Entries supplied:
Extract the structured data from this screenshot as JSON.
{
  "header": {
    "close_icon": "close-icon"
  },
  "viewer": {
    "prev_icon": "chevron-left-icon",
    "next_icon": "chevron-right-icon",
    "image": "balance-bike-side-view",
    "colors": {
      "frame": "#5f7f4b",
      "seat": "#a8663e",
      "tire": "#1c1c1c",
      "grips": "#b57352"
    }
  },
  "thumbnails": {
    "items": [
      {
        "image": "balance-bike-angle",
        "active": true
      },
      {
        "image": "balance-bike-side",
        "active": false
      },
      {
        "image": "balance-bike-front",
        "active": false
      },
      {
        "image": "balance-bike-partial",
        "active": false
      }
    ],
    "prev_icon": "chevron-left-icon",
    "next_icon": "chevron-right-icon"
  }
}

Exercise brief: Every line of the records that includes the word "icon" should be gathered.

Answer to this task:
    "close_icon": "close-icon"
    "prev_icon": "chevron-left-icon",
    "next_icon": "chevron-right-icon",
    "prev_icon": "chevron-left-icon",
    "next_icon": "chevron-right-icon"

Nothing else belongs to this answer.